--- Exercise ---
Look for the word "JSON" in the entries below, then copy every line that has it.
*** Records shown
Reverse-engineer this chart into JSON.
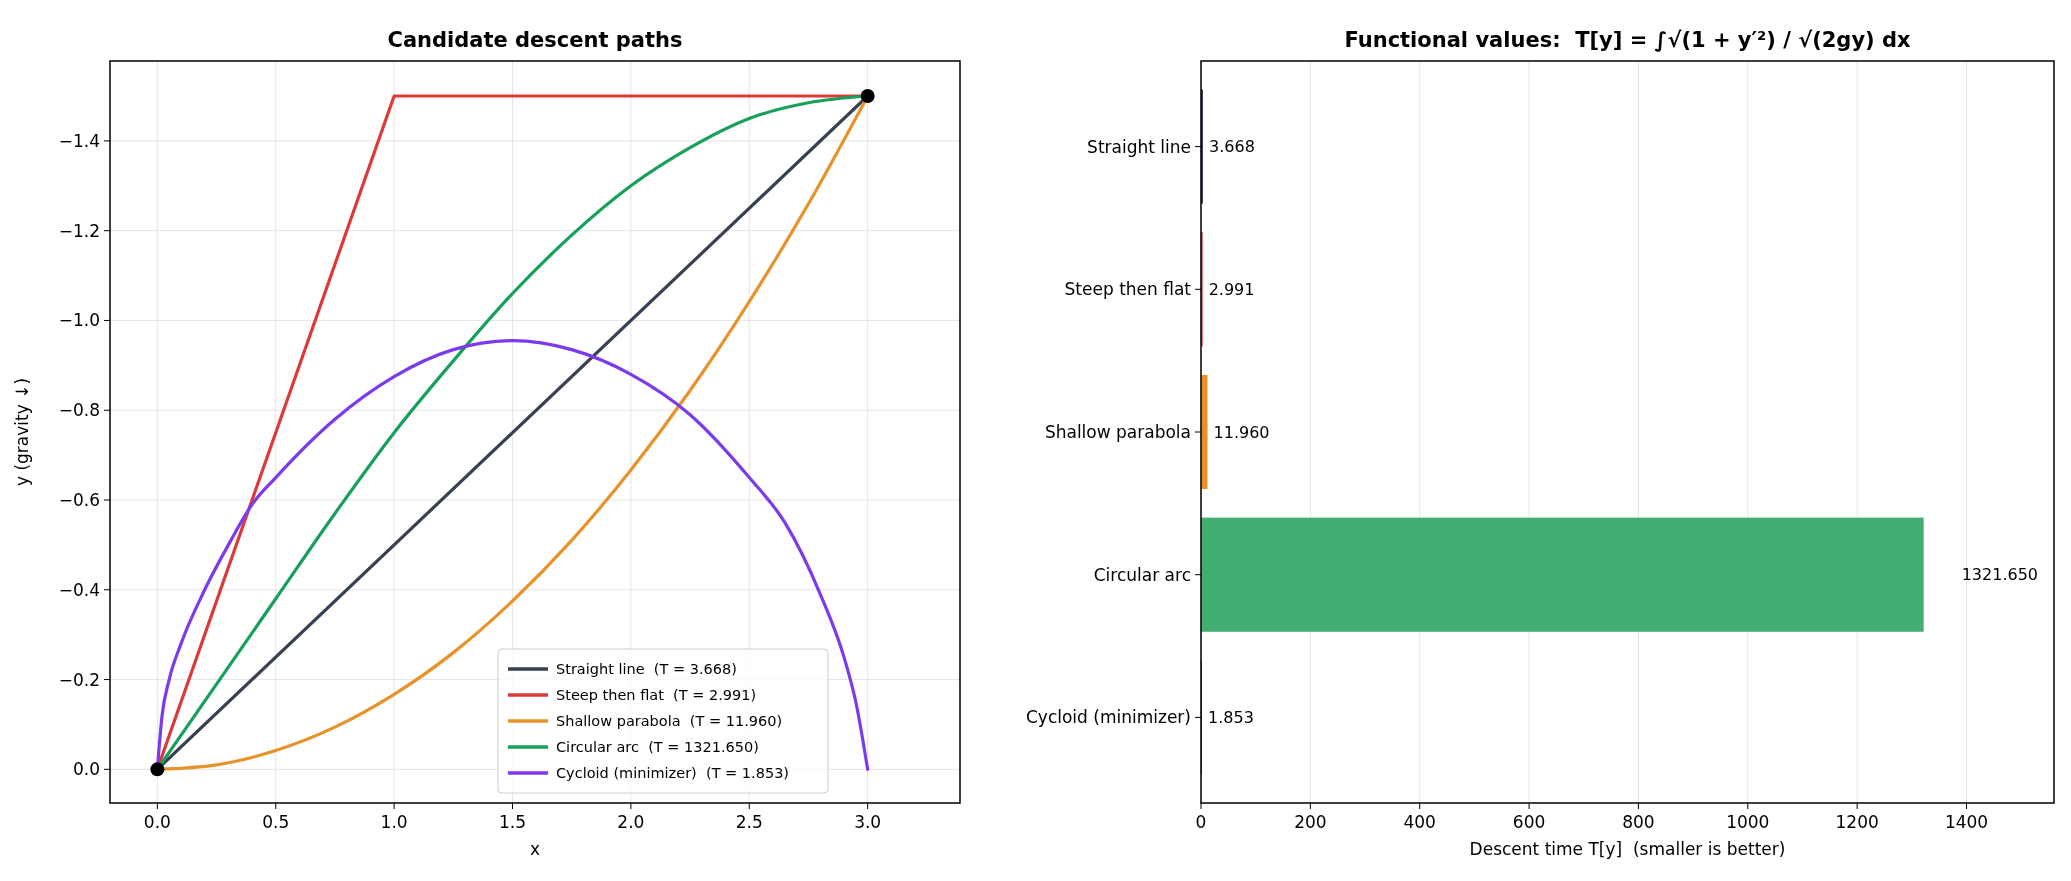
{
  "chart_data": [
    {
      "type": "line",
      "title": "Candidate descent paths",
      "xlabel": "x",
      "ylabel": "y (gravity ↓)",
      "xlim": [
        -0.2,
        3.39
      ],
      "ylim": [
        0.075,
        -1.578
      ],
      "xticks": [
        {
          "value": 0,
          "label": "0.0"
        },
        0.5,
        {
          "value": 1,
          "label": "1.0"
        },
        1.5,
        {
          "value": 2,
          "label": "2.0"
        },
        2.5,
        {
          "value": 3,
          "label": "3.0"
        }
      ],
      "yticks": [
        {
          "value": 0,
          "label": "0.0"
        },
        {
          "value": -0.2,
          "label": "−0.2"
        },
        {
          "value": -0.4,
          "label": "−0.4"
        },
        {
          "value": -0.6,
          "label": "−0.6"
        },
        {
          "value": -0.8,
          "label": "−0.8"
        },
        {
          "value": -1.0,
          "label": "−1.0"
        },
        {
          "value": -1.2,
          "label": "−1.2"
        },
        {
          "value": -1.4,
          "label": "−1.4"
        }
      ],
      "grid": true,
      "legend": "bottom right",
      "line_style": "solid",
      "series": [
        {
          "name": "Straight line  (T = 3.668)",
          "color": "#374151",
          "x": [
            0,
            3
          ],
          "values": [
            0,
            -1.5
          ]
        },
        {
          "name": "Steep then flat  (T = 2.991)",
          "color": "#dc3a3a",
          "x": [
            0,
            1,
            3
          ],
          "values": [
            0,
            -1.5,
            -1.5
          ]
        },
        {
          "name": "Shallow parabola  (T = 11.960)",
          "color": "#e8922a",
          "x": [
            0,
            0.25,
            0.5,
            0.75,
            1,
            1.25,
            1.5,
            1.75,
            2,
            2.25,
            2.5,
            2.75,
            3
          ],
          "values": [
            0,
            -0.01,
            -0.042,
            -0.094,
            -0.167,
            -0.26,
            -0.375,
            -0.51,
            -0.667,
            -0.844,
            -1.042,
            -1.26,
            -1.5
          ]
        },
        {
          "name": "Circular arc  (T = 1321.650)",
          "color": "#16a05a",
          "x": [
            0,
            0.25,
            0.5,
            0.75,
            1,
            1.25,
            1.5,
            1.75,
            2,
            2.25,
            2.5,
            2.75,
            3
          ],
          "values": [
            0,
            -0.19,
            -0.38,
            -0.57,
            -0.75,
            -0.91,
            -1.06,
            -1.19,
            -1.3,
            -1.385,
            -1.45,
            -1.485,
            -1.5
          ]
        },
        {
          "name": "Cycloid (minimizer)  (T = 1.853)",
          "color": "#7c3aed",
          "x": [
            0,
            0.02,
            0.05,
            0.1,
            0.2,
            0.3,
            0.4,
            0.5,
            0.75,
            1,
            1.25,
            1.5,
            1.75,
            2,
            2.25,
            2.5,
            2.65,
            2.8,
            2.9,
            2.95,
            3
          ],
          "values": [
            0,
            -0.12,
            -0.2,
            -0.28,
            -0.4,
            -0.5,
            -0.59,
            -0.65,
            -0.78,
            -0.875,
            -0.935,
            -0.955,
            -0.935,
            -0.88,
            -0.79,
            -0.65,
            -0.55,
            -0.39,
            -0.25,
            -0.15,
            0
          ]
        },
        {
          "type": "scatter",
          "color": "#000000",
          "marker": "circle",
          "x": [
            0,
            3
          ],
          "values": [
            0,
            -1.5
          ]
        }
      ]
    },
    {
      "type": "bar",
      "orientation": "horizontal",
      "title": "Functional values:  T[y] = ∫√(1 + y′²) / √(2gy) dx",
      "xlabel": "Descent time T[y]  (smaller is better)",
      "categories": [
        "Straight line",
        "Steep then flat",
        "Shallow parabola",
        "Circular arc",
        "Cycloid (minimizer)"
      ],
      "values": [
        3.668,
        2.991,
        11.96,
        1321.65,
        1.853
      ],
      "value_labels": [
        "3.668",
        "2.991",
        "11.960",
        "1321.650",
        "1.853"
      ],
      "colors": [
        "#374151",
        "#dc3a3a",
        "#e8922a",
        "#43ae72",
        "#7c3aed"
      ],
      "xlim": [
        0,
        1560
      ],
      "xticks": [
        0,
        200,
        400,
        600,
        800,
        1000,
        1200,
        1400
      ],
      "grid": "x"
    }
  ]
}
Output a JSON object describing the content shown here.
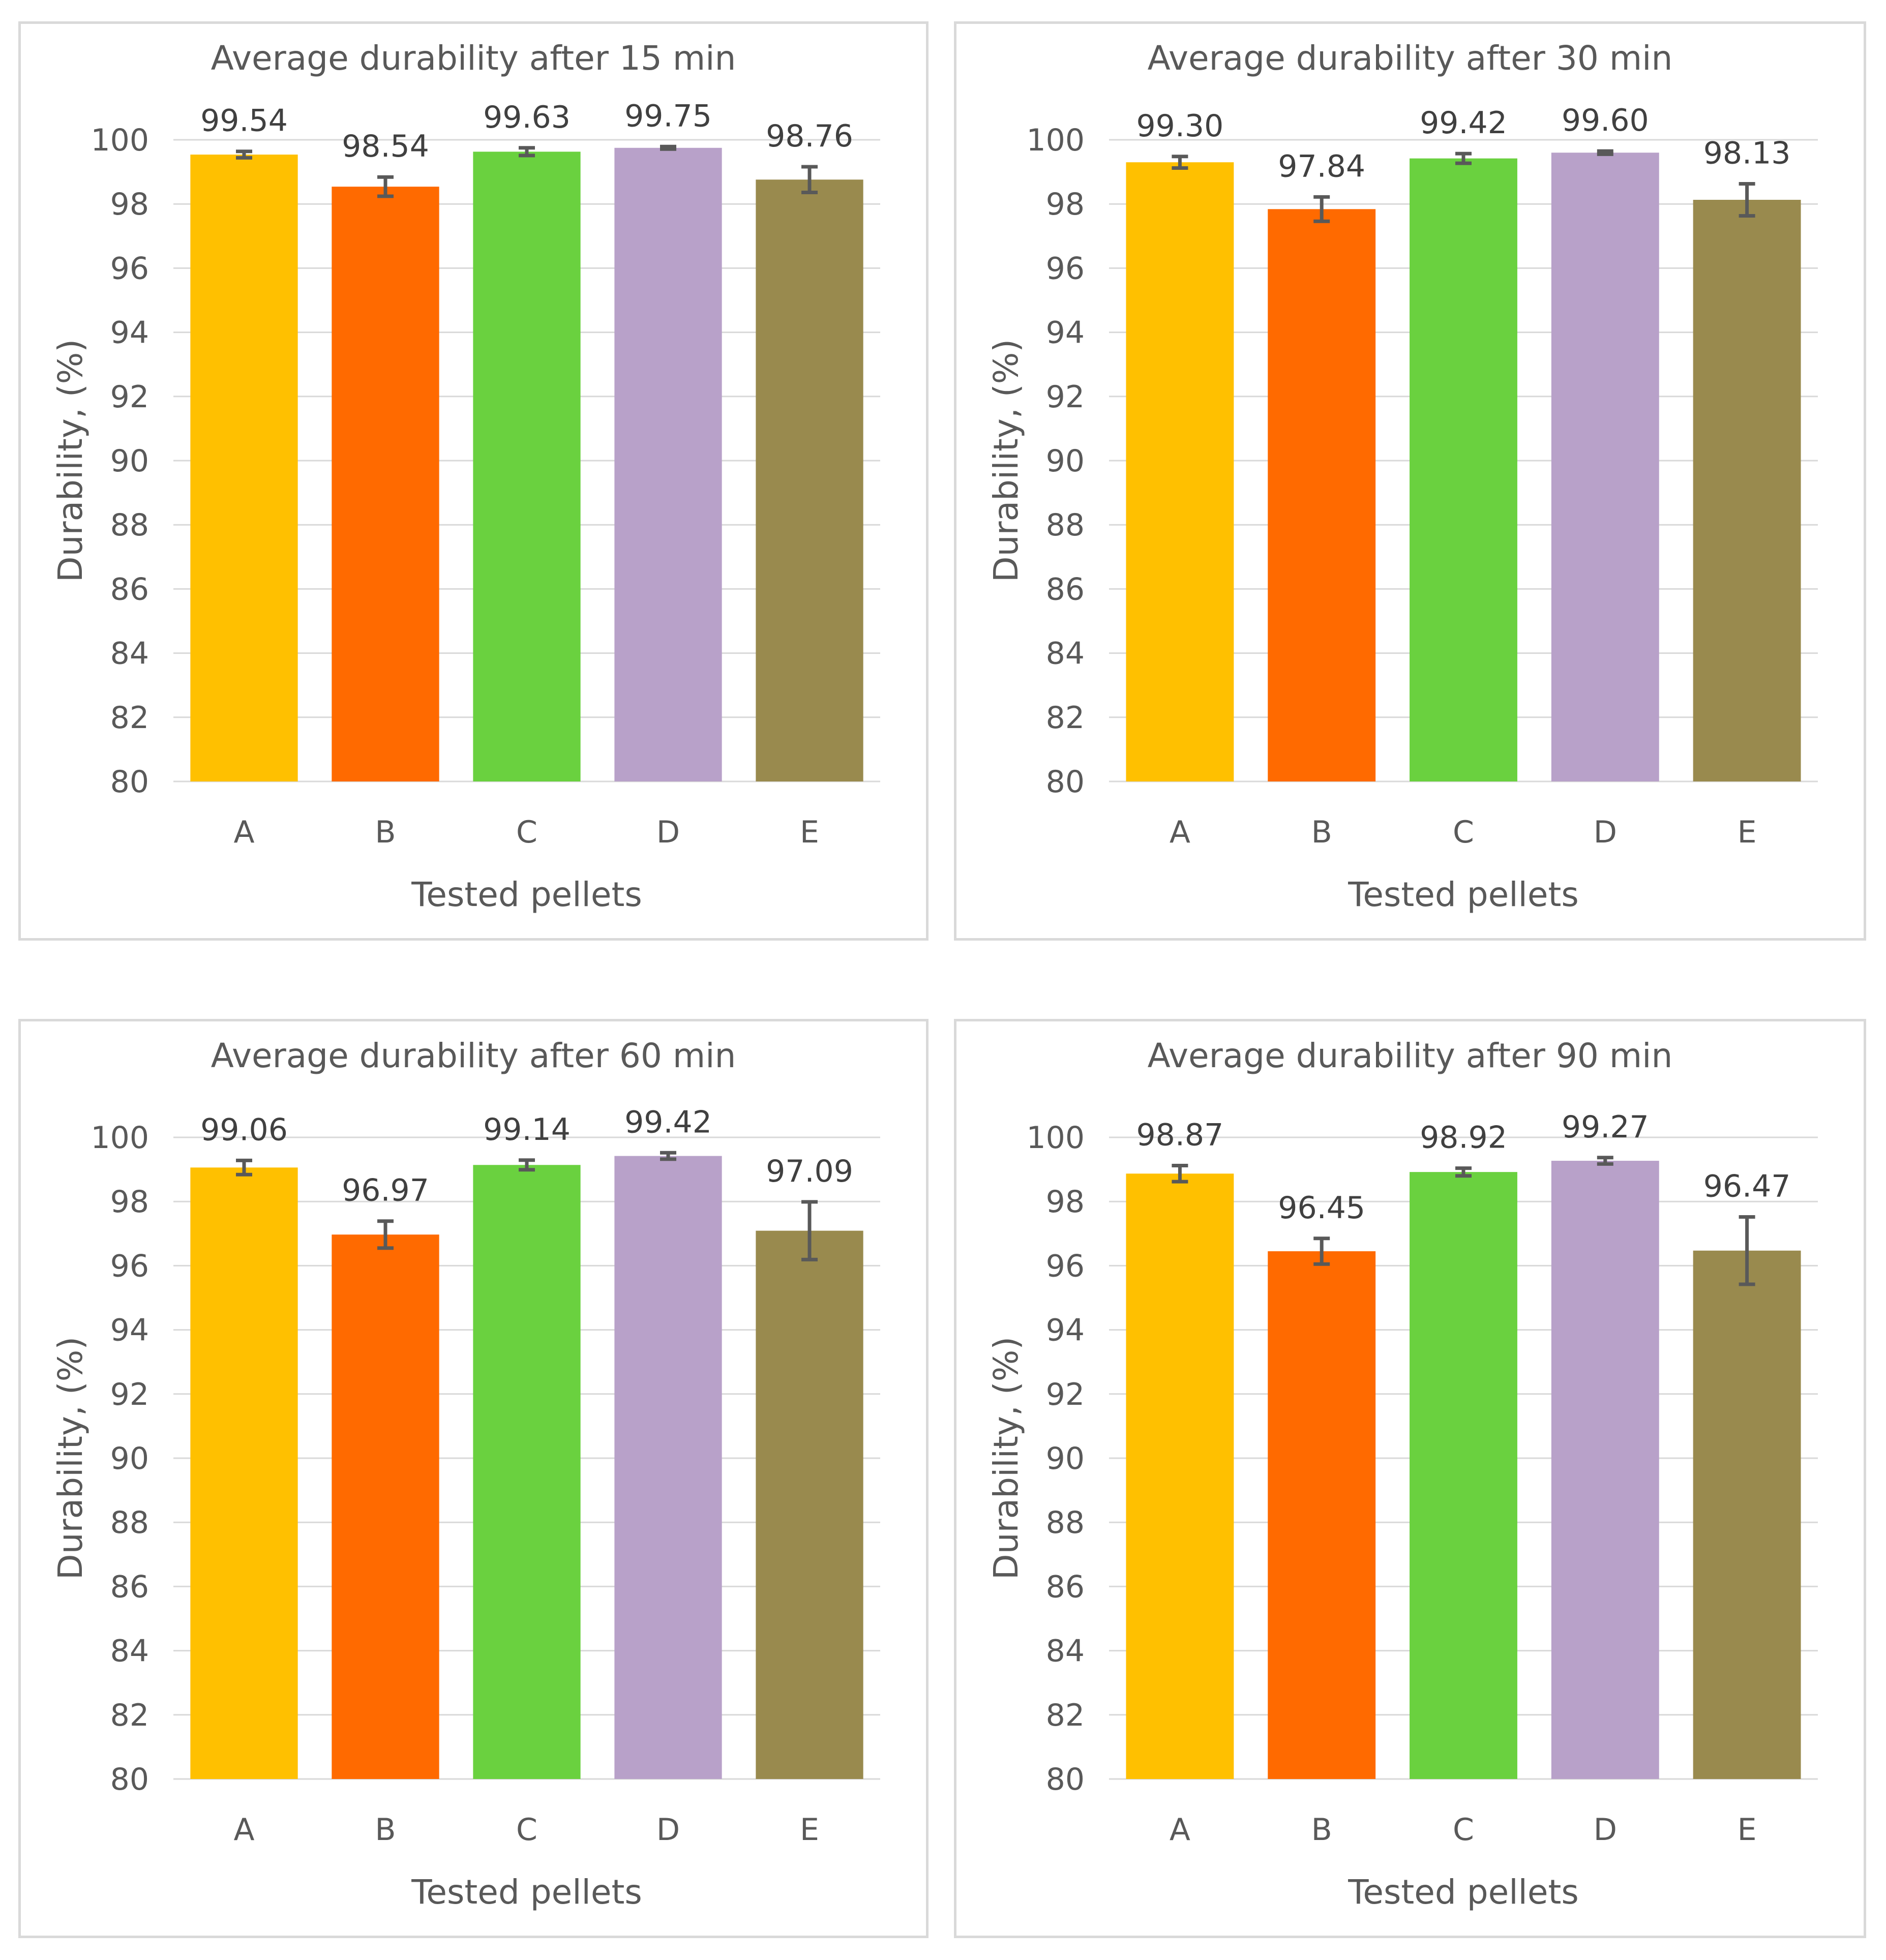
{
  "chart_data": [
    {
      "type": "bar",
      "title": "Average durability after 15 min",
      "xlabel": "Tested pellets",
      "ylabel": "Durability, (%)",
      "categories": [
        "A",
        "B",
        "C",
        "D",
        "E"
      ],
      "values": [
        99.54,
        98.54,
        99.63,
        99.75,
        98.76
      ],
      "value_labels": [
        "99.54",
        "98.54",
        "99.63",
        "99.75",
        "98.76"
      ],
      "errors": [
        0.1,
        0.3,
        0.12,
        0.04,
        0.4
      ],
      "colors": [
        "#FFC000",
        "#FF6A00",
        "#6AD13F",
        "#B8A1C9",
        "#998A4E"
      ],
      "ylim": [
        80,
        100
      ],
      "yticks": [
        "80",
        "82",
        "84",
        "86",
        "88",
        "90",
        "92",
        "94",
        "96",
        "98",
        "100"
      ],
      "grid": true
    },
    {
      "type": "bar",
      "title": "Average durability after 30 min",
      "xlabel": "Tested pellets",
      "ylabel": "Durability, (%)",
      "categories": [
        "A",
        "B",
        "C",
        "D",
        "E"
      ],
      "values": [
        99.3,
        97.84,
        99.42,
        99.6,
        98.13
      ],
      "value_labels": [
        "99.30",
        "97.84",
        "99.42",
        "99.60",
        "98.13"
      ],
      "errors": [
        0.18,
        0.38,
        0.15,
        0.05,
        0.5
      ],
      "colors": [
        "#FFC000",
        "#FF6A00",
        "#6AD13F",
        "#B8A1C9",
        "#998A4E"
      ],
      "ylim": [
        80,
        100
      ],
      "yticks": [
        "80",
        "82",
        "84",
        "86",
        "88",
        "90",
        "92",
        "94",
        "96",
        "98",
        "100"
      ],
      "grid": true
    },
    {
      "type": "bar",
      "title": "Average durability after 60 min",
      "xlabel": "Tested pellets",
      "ylabel": "Durability, (%)",
      "categories": [
        "A",
        "B",
        "C",
        "D",
        "E"
      ],
      "values": [
        99.06,
        96.97,
        99.14,
        99.42,
        97.09
      ],
      "value_labels": [
        "99.06",
        "96.97",
        "99.14",
        "99.42",
        "97.09"
      ],
      "errors": [
        0.22,
        0.42,
        0.15,
        0.1,
        0.9
      ],
      "colors": [
        "#FFC000",
        "#FF6A00",
        "#6AD13F",
        "#B8A1C9",
        "#998A4E"
      ],
      "ylim": [
        80,
        100
      ],
      "yticks": [
        "80",
        "82",
        "84",
        "86",
        "88",
        "90",
        "92",
        "94",
        "96",
        "98",
        "100"
      ],
      "grid": true
    },
    {
      "type": "bar",
      "title": "Average durability after 90 min",
      "xlabel": "Tested pellets",
      "ylabel": "Durability, (%)",
      "categories": [
        "A",
        "B",
        "C",
        "D",
        "E"
      ],
      "values": [
        98.87,
        96.45,
        98.92,
        99.27,
        96.47
      ],
      "value_labels": [
        "98.87",
        "96.45",
        "98.92",
        "99.27",
        "96.47"
      ],
      "errors": [
        0.25,
        0.4,
        0.12,
        0.1,
        1.05
      ],
      "colors": [
        "#FFC000",
        "#FF6A00",
        "#6AD13F",
        "#B8A1C9",
        "#998A4E"
      ],
      "ylim": [
        80,
        100
      ],
      "yticks": [
        "80",
        "82",
        "84",
        "86",
        "88",
        "90",
        "92",
        "94",
        "96",
        "98",
        "100"
      ],
      "grid": true
    }
  ]
}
******
--- Completed task ---
Reverse-engineer this chart into JSON.
Output a JSON object describing the content shown here.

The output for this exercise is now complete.